## Directions for this task
Copy every record below exactly.

==*==

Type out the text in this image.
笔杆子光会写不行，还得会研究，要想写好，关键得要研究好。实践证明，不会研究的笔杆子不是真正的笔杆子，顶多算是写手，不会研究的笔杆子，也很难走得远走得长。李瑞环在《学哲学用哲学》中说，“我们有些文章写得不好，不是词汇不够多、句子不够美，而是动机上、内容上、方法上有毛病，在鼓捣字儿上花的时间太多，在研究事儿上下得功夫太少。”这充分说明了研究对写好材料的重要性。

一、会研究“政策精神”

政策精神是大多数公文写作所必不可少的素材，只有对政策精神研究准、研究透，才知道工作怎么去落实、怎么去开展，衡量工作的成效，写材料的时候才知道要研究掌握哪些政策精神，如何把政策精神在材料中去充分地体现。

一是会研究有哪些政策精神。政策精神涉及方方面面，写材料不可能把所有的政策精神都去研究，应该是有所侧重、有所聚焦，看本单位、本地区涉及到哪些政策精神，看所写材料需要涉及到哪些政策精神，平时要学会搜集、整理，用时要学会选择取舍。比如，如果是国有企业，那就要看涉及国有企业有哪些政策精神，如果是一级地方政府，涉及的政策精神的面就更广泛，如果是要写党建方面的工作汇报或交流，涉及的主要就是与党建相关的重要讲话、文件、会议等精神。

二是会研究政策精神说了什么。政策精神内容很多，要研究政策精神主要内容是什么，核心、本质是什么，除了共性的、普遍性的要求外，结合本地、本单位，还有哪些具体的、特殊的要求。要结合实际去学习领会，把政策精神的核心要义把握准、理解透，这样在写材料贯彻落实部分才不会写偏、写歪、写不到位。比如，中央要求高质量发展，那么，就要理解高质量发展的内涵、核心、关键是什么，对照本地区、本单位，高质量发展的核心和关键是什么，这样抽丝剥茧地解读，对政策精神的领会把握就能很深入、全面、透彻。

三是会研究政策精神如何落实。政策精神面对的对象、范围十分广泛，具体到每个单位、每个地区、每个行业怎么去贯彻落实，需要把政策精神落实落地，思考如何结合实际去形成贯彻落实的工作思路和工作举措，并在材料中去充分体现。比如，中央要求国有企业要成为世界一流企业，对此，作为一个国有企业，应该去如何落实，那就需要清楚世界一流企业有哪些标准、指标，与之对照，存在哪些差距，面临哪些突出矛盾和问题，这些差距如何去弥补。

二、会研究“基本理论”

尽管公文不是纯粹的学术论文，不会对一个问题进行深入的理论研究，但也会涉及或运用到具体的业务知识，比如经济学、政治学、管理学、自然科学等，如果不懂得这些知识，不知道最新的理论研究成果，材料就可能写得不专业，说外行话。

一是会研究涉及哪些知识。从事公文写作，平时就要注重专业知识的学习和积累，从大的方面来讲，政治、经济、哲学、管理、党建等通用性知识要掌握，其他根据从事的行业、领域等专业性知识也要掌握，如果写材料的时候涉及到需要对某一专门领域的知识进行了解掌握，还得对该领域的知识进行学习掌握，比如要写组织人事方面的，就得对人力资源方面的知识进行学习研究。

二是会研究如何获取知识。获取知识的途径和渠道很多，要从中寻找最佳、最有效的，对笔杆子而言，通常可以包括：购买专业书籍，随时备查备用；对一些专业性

==*==

## Solution to the exercise
Type out the text in this image.
笔杆子光会写不行，还得会研究，要想写好，关键得要研究好。实践证明，不会研究的笔杆子不是真正的笔杆子，顶多算是写手，不会研究的笔杆子，也很难走得远走得长。李瑞环在《学哲学用哲学》中说，“我们有些文章写得不好，不是词汇不够多、句子不够美，而是动机上、内容上、方法上有毛病，在鼓捣字儿上花的时间太多，在研究事儿上下得功夫太少。”这充分说明了研究对写好材料的重要性。

一、会研究“政策精神”

政策精神是大多数公文写作所必不可少的素材，只有对政策精神研究准、研究透，才知道工作怎么去落实、怎么去开展，衡量工作的成效，写材料的时候才知道要研究掌握哪些政策精神，如何把政策精神在材料中去充分地体现。

一是会研究有哪些政策精神。政策精神涉及方方面面，写材料不可能把所有的政策精神都去研究，应该是有所侧重、有所聚焦，看本单位、本地区涉及到哪些政策精神，看所写材料需要涉及到哪些政策精神，平时要学会搜集、整理，用时要学会选择取舍。比如，如果是国有企业，那就要看涉及国有企业有哪些政策精神，如果是一级地方政府，涉及的政策精神的面就更广泛，如果是要写党建方面的工作汇报或交流，涉及的主要就是与党建相关的重要讲话、文件、会议等精神。

二是会研究政策精神说了什么。政策精神内容很多，要研究政策精神主要内容是什么，核心、本质是什么，除了共性的、普遍性的要求外，结合本地、本单位，还有哪些具体的、特殊的要求。要结合实际去学习领会，把政策精神的核心要义把握准、理解透，这样在写材料贯彻落实部分才不会写偏、写歪、写不到位。比如，中央要求高质量发展，那么，就要理解高质量发展的内涵、核心、关键是什么，对照本地区、本单位，高质量发展的核心和关键是什么，这样抽丝剥茧地解读，对政策精神的领会把握就能很深入、全面、透彻。

三是会研究政策精神如何落实。政策精神面对的对象、范围十分广泛，具体到每个单位、每个地区、每个行业怎么去贯彻落实，需要把政策精神落实落地，思考如何结合实际去形成贯彻落实的工作思路和工作举措，并在材料中去充分体现。比如，中央要求国有企业要成为世界一流企业，对此，作为一个国有企业，应该去如何落实，那就需要清楚世界一流企业有哪些标准、指标，与之对照，存在哪些差距，面临哪些突出矛盾和问题，这些差距如何去弥补。

二、会研究“基本理论”

尽管公文不是纯粹的学术论文，不会对一个问题进行深入的理论研究，但也会涉及或运用到具体的业务知识，比如经济学、政治学、管理学、自然科学等，如果不懂得这些知识，不知道最新的理论研究成果，材料就可能写得不专业，说外行话。

一是会研究涉及哪些知识。从事公文写作，平时就要注重专业知识的学习和积累，从大的方面来讲，政治、经济、哲学、管理、党建等通用性知识要掌握，其他根据从事的行业、领域等专业性知识也要掌握，如果写材料的时候涉及到需要对某一专门领域的知识进行了解掌握，还得对该领域的知识进行学习掌握，比如要写组织人事方面的，就得对人力资源方面的知识进行学习研究。

二是会研究如何获取知识。获取知识的途径和渠道很多，要从中寻找最佳、最有效的，对笔杆子而言，通常可以包括：购买专业书籍，随时备查备用；对一些专业性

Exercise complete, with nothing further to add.